### EXERCISE INSTRUCTIONS:
Copy each line of the records that holds the string "title".

### INPUT FOR THIS TASK:
########

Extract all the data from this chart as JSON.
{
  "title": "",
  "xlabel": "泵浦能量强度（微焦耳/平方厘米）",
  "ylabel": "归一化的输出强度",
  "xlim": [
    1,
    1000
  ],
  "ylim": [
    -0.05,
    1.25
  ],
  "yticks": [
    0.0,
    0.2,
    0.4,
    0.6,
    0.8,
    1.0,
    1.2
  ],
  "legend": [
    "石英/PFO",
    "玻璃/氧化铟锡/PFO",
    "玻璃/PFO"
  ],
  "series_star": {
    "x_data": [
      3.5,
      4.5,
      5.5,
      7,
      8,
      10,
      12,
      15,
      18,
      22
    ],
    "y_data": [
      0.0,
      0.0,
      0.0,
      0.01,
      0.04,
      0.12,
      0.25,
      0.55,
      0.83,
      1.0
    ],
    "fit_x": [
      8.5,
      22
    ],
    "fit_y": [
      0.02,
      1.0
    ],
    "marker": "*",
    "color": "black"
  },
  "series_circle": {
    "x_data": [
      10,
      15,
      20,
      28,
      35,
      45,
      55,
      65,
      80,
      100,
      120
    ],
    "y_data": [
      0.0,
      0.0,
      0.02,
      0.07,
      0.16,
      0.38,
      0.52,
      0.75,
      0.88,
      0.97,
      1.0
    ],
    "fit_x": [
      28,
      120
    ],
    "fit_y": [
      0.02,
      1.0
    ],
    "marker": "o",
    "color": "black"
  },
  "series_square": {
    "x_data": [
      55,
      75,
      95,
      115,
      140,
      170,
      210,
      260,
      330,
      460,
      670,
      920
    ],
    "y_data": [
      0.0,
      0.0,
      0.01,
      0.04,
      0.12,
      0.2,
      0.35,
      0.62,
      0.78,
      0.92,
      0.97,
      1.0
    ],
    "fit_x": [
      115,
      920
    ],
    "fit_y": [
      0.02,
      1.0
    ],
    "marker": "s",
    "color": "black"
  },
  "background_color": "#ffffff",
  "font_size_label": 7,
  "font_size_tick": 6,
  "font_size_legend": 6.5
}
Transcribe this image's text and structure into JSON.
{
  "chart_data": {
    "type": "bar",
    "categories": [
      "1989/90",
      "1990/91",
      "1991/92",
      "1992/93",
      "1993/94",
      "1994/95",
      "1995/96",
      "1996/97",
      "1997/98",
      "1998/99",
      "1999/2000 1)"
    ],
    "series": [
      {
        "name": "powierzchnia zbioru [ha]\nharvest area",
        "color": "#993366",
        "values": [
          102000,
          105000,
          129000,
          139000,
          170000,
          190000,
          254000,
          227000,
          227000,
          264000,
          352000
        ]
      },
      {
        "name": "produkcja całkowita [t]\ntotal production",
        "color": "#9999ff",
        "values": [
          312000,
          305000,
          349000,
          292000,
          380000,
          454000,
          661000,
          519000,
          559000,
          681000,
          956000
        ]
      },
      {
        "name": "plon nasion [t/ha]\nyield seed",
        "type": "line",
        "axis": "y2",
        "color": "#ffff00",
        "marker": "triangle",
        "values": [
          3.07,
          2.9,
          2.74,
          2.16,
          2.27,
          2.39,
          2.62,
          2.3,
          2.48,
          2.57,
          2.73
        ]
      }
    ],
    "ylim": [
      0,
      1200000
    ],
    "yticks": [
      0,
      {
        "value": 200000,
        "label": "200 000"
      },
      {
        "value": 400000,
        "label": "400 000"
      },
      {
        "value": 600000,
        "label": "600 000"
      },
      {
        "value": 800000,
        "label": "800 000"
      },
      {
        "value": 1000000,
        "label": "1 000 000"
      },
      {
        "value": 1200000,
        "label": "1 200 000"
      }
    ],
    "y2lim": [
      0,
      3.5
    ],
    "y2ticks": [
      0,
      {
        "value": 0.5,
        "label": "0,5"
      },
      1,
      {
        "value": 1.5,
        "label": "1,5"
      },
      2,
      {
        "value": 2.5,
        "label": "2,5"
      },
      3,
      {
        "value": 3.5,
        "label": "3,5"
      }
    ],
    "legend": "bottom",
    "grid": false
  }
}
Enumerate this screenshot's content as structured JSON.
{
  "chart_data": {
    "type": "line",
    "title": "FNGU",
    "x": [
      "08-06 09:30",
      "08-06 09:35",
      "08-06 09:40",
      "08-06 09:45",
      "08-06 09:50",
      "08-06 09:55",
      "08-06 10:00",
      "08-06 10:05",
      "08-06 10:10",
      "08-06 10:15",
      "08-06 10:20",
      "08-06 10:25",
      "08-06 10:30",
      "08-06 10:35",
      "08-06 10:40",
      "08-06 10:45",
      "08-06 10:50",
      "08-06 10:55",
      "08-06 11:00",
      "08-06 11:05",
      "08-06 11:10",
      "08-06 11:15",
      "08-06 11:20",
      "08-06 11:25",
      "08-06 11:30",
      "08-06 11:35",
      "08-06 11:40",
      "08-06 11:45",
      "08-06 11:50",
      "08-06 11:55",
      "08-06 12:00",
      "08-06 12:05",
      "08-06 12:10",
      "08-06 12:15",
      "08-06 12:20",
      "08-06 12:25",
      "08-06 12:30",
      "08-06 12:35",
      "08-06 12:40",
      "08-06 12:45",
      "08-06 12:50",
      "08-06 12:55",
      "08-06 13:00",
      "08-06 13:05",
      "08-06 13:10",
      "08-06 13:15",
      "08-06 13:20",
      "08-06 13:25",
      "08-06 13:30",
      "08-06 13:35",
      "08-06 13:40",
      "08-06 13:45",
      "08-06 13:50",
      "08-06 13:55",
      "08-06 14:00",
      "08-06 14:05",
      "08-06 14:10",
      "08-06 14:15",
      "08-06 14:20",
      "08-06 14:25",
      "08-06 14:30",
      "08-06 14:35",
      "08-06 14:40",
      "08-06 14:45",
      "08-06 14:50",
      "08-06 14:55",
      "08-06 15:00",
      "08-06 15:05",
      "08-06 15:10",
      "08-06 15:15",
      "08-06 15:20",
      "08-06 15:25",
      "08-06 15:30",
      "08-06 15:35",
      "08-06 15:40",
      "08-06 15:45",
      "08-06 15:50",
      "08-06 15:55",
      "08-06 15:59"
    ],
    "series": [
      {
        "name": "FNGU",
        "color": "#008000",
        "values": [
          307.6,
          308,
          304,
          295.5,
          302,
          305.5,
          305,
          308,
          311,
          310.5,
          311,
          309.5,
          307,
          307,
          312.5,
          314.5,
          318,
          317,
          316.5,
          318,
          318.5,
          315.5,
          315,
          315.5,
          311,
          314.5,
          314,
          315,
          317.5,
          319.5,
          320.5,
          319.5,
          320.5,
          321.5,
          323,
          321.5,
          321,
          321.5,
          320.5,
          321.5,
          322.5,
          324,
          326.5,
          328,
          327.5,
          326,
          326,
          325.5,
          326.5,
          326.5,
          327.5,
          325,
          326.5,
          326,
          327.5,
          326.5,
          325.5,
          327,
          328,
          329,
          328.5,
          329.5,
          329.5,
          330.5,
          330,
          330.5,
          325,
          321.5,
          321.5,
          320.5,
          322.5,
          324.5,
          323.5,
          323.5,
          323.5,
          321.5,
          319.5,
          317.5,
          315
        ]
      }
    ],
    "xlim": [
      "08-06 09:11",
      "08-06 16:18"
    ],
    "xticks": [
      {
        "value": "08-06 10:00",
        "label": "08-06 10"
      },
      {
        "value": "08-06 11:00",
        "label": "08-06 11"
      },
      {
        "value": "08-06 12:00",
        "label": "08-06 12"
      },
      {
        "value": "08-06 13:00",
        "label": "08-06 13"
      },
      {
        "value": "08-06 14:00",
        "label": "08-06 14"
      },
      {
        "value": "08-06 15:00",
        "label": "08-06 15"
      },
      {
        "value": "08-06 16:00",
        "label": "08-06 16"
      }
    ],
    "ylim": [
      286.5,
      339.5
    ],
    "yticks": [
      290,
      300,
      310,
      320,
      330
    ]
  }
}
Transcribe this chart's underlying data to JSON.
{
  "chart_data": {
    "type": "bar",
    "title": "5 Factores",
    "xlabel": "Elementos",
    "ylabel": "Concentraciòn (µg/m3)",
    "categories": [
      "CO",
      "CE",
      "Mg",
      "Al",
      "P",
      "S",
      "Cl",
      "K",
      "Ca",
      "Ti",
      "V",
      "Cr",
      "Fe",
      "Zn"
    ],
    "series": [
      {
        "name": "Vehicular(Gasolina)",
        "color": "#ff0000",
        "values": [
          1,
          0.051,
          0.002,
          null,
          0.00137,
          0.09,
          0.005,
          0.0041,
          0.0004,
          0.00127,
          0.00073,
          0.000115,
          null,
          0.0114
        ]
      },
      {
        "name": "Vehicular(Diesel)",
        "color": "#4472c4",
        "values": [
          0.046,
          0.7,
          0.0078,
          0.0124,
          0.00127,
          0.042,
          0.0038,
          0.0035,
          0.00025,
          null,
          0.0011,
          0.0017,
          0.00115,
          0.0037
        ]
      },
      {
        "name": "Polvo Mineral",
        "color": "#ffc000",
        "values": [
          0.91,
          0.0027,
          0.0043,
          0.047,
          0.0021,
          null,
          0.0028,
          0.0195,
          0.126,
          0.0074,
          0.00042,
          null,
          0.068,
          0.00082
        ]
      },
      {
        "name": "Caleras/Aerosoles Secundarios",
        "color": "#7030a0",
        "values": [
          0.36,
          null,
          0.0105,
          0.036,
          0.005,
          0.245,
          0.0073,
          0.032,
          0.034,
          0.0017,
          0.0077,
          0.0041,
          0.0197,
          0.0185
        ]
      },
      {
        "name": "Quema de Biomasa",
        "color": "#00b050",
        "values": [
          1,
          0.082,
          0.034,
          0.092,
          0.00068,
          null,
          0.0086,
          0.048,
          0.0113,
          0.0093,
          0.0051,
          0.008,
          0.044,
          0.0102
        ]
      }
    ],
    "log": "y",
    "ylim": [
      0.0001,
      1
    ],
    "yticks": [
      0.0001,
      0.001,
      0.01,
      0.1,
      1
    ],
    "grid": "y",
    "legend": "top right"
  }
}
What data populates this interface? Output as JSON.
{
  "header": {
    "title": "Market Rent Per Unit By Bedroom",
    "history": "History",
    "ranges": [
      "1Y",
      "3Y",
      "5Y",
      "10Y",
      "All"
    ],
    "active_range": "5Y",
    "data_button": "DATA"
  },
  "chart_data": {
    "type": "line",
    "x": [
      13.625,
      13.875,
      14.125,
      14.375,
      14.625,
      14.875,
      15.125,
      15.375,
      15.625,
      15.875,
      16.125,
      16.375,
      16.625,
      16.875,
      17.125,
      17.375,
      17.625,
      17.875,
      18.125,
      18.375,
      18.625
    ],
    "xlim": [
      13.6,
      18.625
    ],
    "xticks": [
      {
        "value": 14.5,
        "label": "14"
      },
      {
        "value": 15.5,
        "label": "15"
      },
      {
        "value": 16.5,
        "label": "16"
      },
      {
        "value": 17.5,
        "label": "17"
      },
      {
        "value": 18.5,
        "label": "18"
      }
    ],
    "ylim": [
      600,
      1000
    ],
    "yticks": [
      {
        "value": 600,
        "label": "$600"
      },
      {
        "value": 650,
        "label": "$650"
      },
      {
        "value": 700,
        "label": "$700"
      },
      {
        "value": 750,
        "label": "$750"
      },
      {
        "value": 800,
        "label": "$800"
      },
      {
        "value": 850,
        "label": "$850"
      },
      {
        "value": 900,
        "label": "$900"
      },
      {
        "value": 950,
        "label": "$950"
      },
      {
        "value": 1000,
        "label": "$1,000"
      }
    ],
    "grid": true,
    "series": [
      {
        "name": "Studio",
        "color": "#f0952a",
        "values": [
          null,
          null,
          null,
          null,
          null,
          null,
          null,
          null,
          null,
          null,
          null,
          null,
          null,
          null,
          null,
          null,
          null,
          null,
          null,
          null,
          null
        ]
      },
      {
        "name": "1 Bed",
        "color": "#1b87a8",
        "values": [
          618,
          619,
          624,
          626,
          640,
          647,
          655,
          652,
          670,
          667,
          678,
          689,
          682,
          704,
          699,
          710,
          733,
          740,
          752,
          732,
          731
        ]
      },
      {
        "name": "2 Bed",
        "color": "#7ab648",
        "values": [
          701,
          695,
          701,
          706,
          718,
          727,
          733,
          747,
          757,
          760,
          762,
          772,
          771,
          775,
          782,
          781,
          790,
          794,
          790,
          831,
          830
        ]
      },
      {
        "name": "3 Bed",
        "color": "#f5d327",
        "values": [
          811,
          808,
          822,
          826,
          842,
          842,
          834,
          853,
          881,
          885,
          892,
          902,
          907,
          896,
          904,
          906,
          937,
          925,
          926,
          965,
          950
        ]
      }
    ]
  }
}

########

### TASK SOLUTION:
  "title": "",
    "title": "FNGU",
    "title": "5 Factores",
    "title": "Market Rent Per Unit By Bedroom",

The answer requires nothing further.